(Collected data)
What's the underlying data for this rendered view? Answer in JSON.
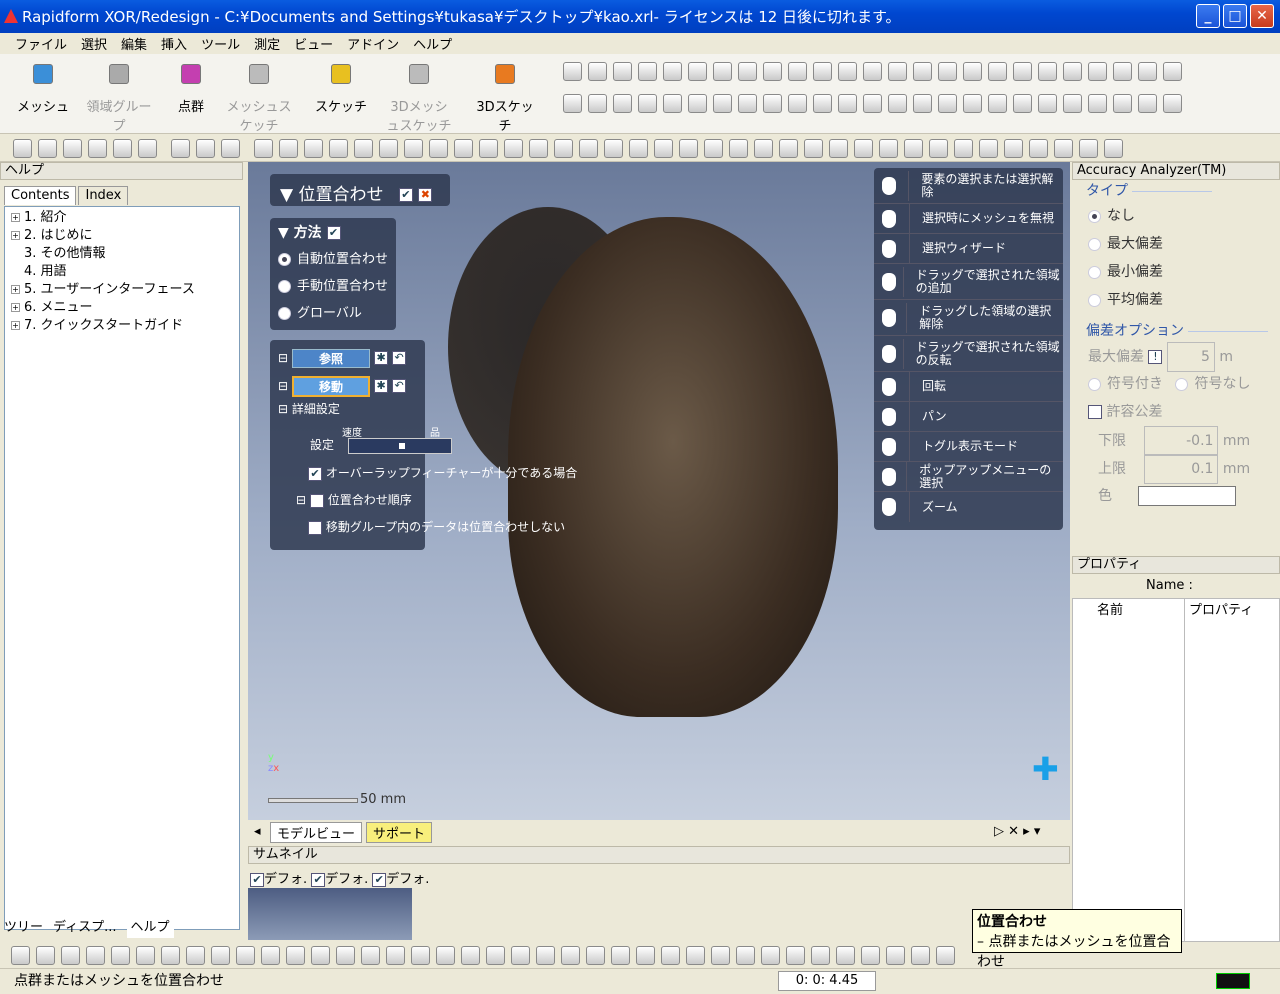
{
  "window": {
    "title": "Rapidform XOR/Redesign - C:¥Documents and Settings¥tukasa¥デスクトップ¥kao.xrl- ライセンスは 12 日後に切れます。"
  },
  "menu": [
    "ファイル",
    "選択",
    "編集",
    "挿入",
    "ツール",
    "測定",
    "ビュー",
    "アドイン",
    "ヘルプ"
  ],
  "ribbon": [
    {
      "label": "メッシュ",
      "enabled": true
    },
    {
      "label": "領域グループ",
      "enabled": false
    },
    {
      "label": "点群",
      "enabled": true
    },
    {
      "label": "メッシュスケッチ",
      "enabled": false
    },
    {
      "label": "スケッチ",
      "enabled": true
    },
    {
      "label": "3Dメッシュスケッチ",
      "enabled": false
    },
    {
      "label": "3Dスケッチ",
      "enabled": true
    }
  ],
  "help_panel": {
    "title": "ヘルプ",
    "tabs": [
      "Contents",
      "Index"
    ],
    "tree": [
      {
        "label": "1. 紹介",
        "expand": true
      },
      {
        "label": "2. はじめに",
        "expand": true
      },
      {
        "label": "3. その他情報",
        "expand": false
      },
      {
        "label": "4. 用語",
        "expand": false
      },
      {
        "label": "5. ユーザーインターフェース",
        "expand": true
      },
      {
        "label": "6. メニュー",
        "expand": true
      },
      {
        "label": "7. クイックスタートガイド",
        "expand": true
      }
    ],
    "bottom_tabs": [
      "ツリー",
      "ディスプ...",
      "ヘルプ"
    ]
  },
  "align_panel": {
    "title": "位置合わせ",
    "method_title": "方法",
    "methods": [
      "自動位置合わせ",
      "手動位置合わせ",
      "グローバル"
    ],
    "reference_label": "参照",
    "moving_label": "移動",
    "details_label": "詳細設定",
    "setting_label": "設定",
    "speed_label": "速度",
    "quality_label": "品質",
    "option1": "オーバーラップフィーチャーが十分である場合",
    "option2": "位置合わせ順序",
    "option3": "移動グループ内のデータは位置合わせしない"
  },
  "mouse_help": [
    "要素の選択または選択解除",
    "選択時にメッシュを無視",
    "選択ウィザード",
    "ドラッグで選択された領域の追加",
    "ドラッグした領域の選択解除",
    "ドラッグで選択された領域の反転",
    "回転",
    "パン",
    "トグル表示モード",
    "ポップアップメニューの選択",
    "ズーム"
  ],
  "viewport": {
    "scale_label": "50 mm",
    "axis_x": "x",
    "axis_y": "y",
    "axis_z": "z"
  },
  "view_tabs": [
    "モデルビュー",
    "サポート"
  ],
  "accuracy": {
    "title": "Accuracy Analyzer(TM)",
    "type_label": "タイプ",
    "types": [
      "なし",
      "最大偏差",
      "最小偏差",
      "平均偏差"
    ],
    "deviation_options": "偏差オプション",
    "max_dev_label": "最大偏差",
    "max_dev_value": "5",
    "unit": "m",
    "signed": "符号付き",
    "unsigned": "符号なし",
    "tolerance": "許容公差",
    "lower": "下限",
    "lower_value": "-0.1",
    "upper": "上限",
    "upper_value": "0.1",
    "mm": "mm",
    "color": "色"
  },
  "properties": {
    "title": "プロパティ",
    "name_label": "Name :",
    "col1": "名前",
    "col2": "プロパティ"
  },
  "thumbnails": {
    "title": "サムネイル",
    "items": [
      "デフォ.",
      "デフォ.",
      "デフォ."
    ]
  },
  "tooltip": {
    "title": "位置合わせ",
    "text": "点群またはメッシュを位置合わせ"
  },
  "status": {
    "text": "点群またはメッシュを位置合わせ",
    "time": "0: 0: 4.45"
  }
}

• **SET TASK**
Leave out the pictures and output the rest of the material exactly as written.

• **FINISHED ANSWER**
What's the underlying data for this rendered view? Answer in JSON.
{
  "window": {
    "title": "Rapidform XOR/Redesign - C:¥Documents and Settings¥tukasa¥デスクトップ¥kao.xrl- ライセンスは 12 日後に切れます。"
  },
  "menu": [
    "ファイル",
    "選択",
    "編集",
    "挿入",
    "ツール",
    "測定",
    "ビュー",
    "アドイン",
    "ヘルプ"
  ],
  "ribbon": [
    {
      "label": "メッシュ",
      "enabled": true
    },
    {
      "label": "領域グループ",
      "enabled": false
    },
    {
      "label": "点群",
      "enabled": true
    },
    {
      "label": "メッシュスケッチ",
      "enabled": false
    },
    {
      "label": "スケッチ",
      "enabled": true
    },
    {
      "label": "3Dメッシュスケッチ",
      "enabled": false
    },
    {
      "label": "3Dスケッチ",
      "enabled": true
    }
  ],
  "help_panel": {
    "title": "ヘルプ",
    "tabs": [
      "Contents",
      "Index"
    ],
    "tree": [
      {
        "label": "1. 紹介",
        "expand": true
      },
      {
        "label": "2. はじめに",
        "expand": true
      },
      {
        "label": "3. その他情報",
        "expand": false
      },
      {
        "label": "4. 用語",
        "expand": false
      },
      {
        "label": "5. ユーザーインターフェース",
        "expand": true
      },
      {
        "label": "6. メニュー",
        "expand": true
      },
      {
        "label": "7. クイックスタートガイド",
        "expand": true
      }
    ],
    "bottom_tabs": [
      "ツリー",
      "ディスプ...",
      "ヘルプ"
    ]
  },
  "align_panel": {
    "title": "位置合わせ",
    "method_title": "方法",
    "methods": [
      "自動位置合わせ",
      "手動位置合わせ",
      "グローバル"
    ],
    "reference_label": "参照",
    "moving_label": "移動",
    "details_label": "詳細設定",
    "setting_label": "設定",
    "speed_label": "速度",
    "quality_label": "品質",
    "option1": "オーバーラップフィーチャーが十分である場合",
    "option2": "位置合わせ順序",
    "option3": "移動グループ内のデータは位置合わせしない"
  },
  "mouse_help": [
    "要素の選択または選択解除",
    "選択時にメッシュを無視",
    "選択ウィザード",
    "ドラッグで選択された領域の追加",
    "ドラッグした領域の選択解除",
    "ドラッグで選択された領域の反転",
    "回転",
    "パン",
    "トグル表示モード",
    "ポップアップメニューの選択",
    "ズーム"
  ],
  "viewport": {
    "scale_label": "50 mm",
    "axis_x": "x",
    "axis_y": "y",
    "axis_z": "z"
  },
  "view_tabs": [
    "モデルビュー",
    "サポート"
  ],
  "accuracy": {
    "title": "Accuracy Analyzer(TM)",
    "type_label": "タイプ",
    "types": [
      "なし",
      "最大偏差",
      "最小偏差",
      "平均偏差"
    ],
    "deviation_options": "偏差オプション",
    "max_dev_label": "最大偏差",
    "max_dev_value": "5",
    "unit": "m",
    "signed": "符号付き",
    "unsigned": "符号なし",
    "tolerance": "許容公差",
    "lower": "下限",
    "lower_value": "-0.1",
    "upper": "上限",
    "upper_value": "0.1",
    "mm": "mm",
    "color": "色"
  },
  "properties": {
    "title": "プロパティ",
    "name_label": "Name :",
    "col1": "名前",
    "col2": "プロパティ"
  },
  "thumbnails": {
    "title": "サムネイル",
    "items": [
      "デフォ.",
      "デフォ.",
      "デフォ."
    ]
  },
  "tooltip": {
    "title": "位置合わせ",
    "text": "点群またはメッシュを位置合わせ"
  },
  "status": {
    "text": "点群またはメッシュを位置合わせ",
    "time": "0: 0: 4.45"
  }
}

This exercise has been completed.